• [Document section]:
Talking to presspersons later, Jenner, 63, stressed the importance of patience during the development of a young spinner. “It doesn’t happen overnight,” he said. “Here in India, where the wickets are generally low and slow, the spinners tend to bowl it quicker. For everybody, there’s a speed above which it doesn’t spin, I encourage these youngsters to find their optimal speed.”

Did he find that the growing popularity of shorter formats was changing the way young spinners approached their craft? “The IPL is fantastic for a lot of reasons, but one of them isn’t development,” said Jenner. “It’s a mature-age spinner’s game, not a developing spinner’s. When I watch Harbhajan (Singh) bowl yorkers at 100 kmph, it’s clever, but where’s the development?”

Switching between formats, Jenner said, was extremely difficult. “From my experience, when a spinner starts pushing it through, he starts to lose the ability to spin it. Twenty20 serves a purpose with the entertainment, but it mustn’t encroach on Test cricket.”

Coordinate annotation records:
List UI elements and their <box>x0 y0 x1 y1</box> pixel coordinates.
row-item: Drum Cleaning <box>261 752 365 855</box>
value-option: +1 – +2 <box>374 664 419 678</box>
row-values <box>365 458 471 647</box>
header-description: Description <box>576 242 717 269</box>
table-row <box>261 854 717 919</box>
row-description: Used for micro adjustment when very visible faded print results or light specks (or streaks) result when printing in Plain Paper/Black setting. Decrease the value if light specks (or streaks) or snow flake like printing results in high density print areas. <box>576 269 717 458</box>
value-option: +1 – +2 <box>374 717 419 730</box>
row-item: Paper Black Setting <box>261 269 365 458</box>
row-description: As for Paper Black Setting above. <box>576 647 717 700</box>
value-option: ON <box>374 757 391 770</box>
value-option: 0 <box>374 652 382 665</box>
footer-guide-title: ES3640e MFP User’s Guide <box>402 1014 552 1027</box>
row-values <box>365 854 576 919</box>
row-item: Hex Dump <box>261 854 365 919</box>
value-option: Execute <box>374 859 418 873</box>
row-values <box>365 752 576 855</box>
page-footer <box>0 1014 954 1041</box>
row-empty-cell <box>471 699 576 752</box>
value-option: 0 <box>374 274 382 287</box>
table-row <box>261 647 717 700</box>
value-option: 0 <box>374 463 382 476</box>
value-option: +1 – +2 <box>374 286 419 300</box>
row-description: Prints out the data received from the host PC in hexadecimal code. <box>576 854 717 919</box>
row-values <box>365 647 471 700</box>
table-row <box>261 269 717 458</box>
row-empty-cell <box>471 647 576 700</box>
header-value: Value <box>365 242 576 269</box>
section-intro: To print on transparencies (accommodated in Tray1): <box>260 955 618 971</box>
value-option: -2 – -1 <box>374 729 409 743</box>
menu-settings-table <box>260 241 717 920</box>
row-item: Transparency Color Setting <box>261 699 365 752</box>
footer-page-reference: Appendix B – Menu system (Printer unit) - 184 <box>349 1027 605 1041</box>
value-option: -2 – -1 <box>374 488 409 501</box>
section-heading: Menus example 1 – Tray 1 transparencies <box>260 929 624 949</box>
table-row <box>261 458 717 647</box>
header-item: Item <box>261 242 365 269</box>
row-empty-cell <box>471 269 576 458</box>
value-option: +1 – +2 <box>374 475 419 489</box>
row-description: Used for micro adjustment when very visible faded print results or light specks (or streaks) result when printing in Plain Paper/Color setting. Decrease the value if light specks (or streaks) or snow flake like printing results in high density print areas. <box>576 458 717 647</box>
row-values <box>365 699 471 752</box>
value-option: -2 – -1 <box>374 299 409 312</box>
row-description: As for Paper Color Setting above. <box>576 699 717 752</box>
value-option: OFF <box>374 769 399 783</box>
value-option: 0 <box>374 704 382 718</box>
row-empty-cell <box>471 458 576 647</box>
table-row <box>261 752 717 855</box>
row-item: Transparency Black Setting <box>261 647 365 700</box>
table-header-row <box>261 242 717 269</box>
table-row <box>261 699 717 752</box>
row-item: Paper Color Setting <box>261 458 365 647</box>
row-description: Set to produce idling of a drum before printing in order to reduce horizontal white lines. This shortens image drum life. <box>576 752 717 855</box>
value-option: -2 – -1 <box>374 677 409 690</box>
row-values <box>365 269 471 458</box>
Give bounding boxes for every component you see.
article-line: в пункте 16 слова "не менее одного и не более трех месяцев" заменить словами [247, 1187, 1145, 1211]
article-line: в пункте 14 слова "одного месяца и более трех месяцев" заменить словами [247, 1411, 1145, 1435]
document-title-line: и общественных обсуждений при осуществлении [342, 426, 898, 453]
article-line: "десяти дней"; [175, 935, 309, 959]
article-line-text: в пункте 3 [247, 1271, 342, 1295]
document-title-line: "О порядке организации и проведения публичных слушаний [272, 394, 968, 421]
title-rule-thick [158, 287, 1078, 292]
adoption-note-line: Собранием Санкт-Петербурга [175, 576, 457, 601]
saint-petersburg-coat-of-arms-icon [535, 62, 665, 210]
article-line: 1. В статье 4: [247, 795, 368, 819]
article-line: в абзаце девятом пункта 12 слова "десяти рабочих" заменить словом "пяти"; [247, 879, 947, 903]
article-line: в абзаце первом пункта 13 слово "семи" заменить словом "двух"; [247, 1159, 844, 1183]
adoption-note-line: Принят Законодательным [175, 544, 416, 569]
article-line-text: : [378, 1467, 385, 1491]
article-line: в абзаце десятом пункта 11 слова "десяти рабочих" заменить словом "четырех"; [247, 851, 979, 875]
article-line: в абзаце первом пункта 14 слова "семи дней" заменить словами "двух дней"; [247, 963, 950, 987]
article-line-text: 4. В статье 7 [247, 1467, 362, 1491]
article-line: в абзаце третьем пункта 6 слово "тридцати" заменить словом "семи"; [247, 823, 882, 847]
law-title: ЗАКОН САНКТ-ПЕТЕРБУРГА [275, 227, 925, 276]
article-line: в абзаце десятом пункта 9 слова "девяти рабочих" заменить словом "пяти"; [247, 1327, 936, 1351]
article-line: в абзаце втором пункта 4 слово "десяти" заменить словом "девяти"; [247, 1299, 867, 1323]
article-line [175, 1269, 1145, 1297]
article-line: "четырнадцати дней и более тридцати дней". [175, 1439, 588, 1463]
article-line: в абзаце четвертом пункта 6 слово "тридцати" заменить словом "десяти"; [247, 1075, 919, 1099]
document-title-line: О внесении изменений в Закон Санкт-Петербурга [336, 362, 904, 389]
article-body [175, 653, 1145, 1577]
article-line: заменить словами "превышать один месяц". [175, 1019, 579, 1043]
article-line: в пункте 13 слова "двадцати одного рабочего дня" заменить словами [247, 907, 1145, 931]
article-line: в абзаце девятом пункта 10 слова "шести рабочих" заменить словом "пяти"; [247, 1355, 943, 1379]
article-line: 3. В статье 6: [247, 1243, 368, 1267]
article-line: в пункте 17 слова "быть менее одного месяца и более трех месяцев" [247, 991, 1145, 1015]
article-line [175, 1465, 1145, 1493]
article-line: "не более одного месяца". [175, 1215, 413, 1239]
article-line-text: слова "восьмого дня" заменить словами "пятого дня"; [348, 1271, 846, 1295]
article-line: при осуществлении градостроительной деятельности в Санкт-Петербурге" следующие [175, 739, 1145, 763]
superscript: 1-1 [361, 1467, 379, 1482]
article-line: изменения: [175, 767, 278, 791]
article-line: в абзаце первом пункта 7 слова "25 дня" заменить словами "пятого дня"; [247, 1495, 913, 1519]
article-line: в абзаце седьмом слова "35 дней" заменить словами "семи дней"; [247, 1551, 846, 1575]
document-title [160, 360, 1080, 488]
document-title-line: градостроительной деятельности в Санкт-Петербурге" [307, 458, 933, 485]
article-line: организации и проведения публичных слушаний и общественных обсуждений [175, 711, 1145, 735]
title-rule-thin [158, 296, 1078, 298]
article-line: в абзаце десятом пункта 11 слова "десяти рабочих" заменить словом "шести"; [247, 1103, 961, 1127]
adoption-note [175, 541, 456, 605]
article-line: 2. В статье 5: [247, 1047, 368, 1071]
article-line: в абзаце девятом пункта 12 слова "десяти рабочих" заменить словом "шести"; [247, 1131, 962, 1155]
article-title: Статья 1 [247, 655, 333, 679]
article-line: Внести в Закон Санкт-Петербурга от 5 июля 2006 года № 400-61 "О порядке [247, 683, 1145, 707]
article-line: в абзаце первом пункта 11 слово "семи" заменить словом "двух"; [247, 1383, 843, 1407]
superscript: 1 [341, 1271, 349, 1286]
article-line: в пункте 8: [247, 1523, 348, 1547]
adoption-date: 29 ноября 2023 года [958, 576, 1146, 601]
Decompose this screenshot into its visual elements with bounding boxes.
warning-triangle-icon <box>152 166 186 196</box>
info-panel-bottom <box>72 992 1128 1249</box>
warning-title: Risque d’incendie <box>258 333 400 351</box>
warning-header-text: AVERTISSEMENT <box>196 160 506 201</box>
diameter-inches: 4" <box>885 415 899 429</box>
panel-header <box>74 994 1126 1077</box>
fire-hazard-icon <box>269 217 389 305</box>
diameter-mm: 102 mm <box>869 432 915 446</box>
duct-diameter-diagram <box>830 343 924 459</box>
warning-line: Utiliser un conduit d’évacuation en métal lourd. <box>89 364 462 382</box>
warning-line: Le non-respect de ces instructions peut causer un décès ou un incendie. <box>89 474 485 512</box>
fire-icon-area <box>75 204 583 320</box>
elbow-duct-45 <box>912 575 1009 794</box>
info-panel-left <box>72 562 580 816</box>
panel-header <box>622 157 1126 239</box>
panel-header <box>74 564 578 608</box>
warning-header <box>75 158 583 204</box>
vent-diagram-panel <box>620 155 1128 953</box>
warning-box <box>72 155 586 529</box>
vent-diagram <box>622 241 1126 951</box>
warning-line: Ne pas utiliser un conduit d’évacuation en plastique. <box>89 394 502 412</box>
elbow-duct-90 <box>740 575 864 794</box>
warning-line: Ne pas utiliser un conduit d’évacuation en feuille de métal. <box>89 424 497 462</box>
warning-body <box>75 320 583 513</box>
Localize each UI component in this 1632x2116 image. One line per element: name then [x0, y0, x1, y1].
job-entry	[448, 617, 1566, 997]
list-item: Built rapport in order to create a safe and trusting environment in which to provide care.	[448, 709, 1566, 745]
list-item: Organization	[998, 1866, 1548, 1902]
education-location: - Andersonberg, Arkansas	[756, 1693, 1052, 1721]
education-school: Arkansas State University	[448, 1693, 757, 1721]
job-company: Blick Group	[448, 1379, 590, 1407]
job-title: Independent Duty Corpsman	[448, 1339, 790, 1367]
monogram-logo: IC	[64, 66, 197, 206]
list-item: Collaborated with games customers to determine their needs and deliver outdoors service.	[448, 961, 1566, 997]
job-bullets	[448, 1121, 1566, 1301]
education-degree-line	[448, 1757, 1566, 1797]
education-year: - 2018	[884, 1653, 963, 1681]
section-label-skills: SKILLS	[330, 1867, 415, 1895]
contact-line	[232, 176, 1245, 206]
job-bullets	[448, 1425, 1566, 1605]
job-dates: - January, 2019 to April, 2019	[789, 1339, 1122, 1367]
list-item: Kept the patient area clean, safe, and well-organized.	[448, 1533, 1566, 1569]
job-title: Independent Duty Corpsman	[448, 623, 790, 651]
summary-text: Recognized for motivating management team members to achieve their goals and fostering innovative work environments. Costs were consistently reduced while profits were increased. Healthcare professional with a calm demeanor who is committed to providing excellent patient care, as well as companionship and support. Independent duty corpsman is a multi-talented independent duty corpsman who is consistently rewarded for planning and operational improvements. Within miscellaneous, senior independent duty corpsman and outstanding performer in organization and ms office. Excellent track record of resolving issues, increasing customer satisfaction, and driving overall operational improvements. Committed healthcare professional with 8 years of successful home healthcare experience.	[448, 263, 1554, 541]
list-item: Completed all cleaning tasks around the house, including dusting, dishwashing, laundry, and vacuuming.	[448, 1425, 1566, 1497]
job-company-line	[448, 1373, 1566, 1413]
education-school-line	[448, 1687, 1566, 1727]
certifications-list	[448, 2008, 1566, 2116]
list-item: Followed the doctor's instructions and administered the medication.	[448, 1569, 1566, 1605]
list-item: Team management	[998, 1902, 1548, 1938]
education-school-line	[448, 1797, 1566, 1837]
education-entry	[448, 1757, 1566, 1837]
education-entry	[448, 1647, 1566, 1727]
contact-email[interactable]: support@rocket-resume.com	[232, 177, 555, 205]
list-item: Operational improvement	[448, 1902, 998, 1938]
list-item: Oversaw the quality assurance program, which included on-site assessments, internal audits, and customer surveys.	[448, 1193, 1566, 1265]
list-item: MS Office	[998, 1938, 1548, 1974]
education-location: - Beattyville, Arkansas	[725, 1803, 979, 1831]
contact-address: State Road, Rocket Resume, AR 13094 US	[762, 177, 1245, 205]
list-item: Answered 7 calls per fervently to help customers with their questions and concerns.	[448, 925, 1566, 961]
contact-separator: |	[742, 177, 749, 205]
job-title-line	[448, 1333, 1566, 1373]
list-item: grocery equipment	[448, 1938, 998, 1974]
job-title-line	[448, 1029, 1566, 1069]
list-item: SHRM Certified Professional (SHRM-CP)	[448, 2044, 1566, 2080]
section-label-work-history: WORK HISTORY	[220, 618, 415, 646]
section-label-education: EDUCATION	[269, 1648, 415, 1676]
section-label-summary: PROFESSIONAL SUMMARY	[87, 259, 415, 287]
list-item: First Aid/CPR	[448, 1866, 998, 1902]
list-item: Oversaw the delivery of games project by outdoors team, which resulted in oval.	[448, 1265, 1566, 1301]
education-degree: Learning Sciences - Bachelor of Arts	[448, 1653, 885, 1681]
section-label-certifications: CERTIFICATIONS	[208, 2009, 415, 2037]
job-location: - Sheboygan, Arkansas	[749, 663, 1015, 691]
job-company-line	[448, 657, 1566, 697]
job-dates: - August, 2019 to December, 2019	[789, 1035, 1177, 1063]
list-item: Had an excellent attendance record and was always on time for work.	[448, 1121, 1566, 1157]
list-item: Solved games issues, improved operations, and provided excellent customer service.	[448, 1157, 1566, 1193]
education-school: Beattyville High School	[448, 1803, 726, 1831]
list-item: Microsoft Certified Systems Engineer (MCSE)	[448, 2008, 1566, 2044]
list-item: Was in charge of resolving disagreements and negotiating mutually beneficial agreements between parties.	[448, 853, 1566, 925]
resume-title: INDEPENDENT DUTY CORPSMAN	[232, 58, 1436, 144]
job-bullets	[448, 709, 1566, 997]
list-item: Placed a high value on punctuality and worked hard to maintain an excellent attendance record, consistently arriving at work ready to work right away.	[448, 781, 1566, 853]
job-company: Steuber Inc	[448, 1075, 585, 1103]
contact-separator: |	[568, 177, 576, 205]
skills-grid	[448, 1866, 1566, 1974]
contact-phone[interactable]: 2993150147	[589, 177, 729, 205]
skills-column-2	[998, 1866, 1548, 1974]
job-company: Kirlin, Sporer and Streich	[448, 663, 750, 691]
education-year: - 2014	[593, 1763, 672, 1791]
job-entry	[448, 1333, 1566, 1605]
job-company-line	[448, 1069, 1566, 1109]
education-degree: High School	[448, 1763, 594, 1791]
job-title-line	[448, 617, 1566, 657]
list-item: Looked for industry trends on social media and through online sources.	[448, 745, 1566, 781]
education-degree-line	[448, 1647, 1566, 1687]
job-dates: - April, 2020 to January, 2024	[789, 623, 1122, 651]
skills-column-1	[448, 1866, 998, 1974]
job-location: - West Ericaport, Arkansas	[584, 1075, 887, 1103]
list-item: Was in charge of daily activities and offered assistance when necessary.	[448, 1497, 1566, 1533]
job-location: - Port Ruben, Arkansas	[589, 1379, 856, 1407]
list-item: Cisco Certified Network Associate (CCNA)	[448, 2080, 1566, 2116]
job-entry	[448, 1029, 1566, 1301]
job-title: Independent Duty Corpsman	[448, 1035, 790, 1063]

• [Work to do]:
- a) List every cricket format or competition named in the spin bowling text.
- b) Resume the text on developing young spinners, picking up right after its last sentence.

• [Answers for this exercise]:
- a) IPL, Twenty20, Test cricket

- b)
Jenner said Ajantha Mendis’s recent success was exciting. “But, it’s too early to assess him, he’s only a baby. He did well when it kept low. Does he have the skill and the variation of pace to bowl in a Test? We don’t know yet, but that’s where (Anil) Kumble has been fantastic, particularly over the last five years.”

Jenner said he insisted on three touchstones, pertaining to the alignment of the feet, the use of the leading arm, and the powering through of the bowling shoulder — adherence to these, he said, would build uniformity in coaching spin.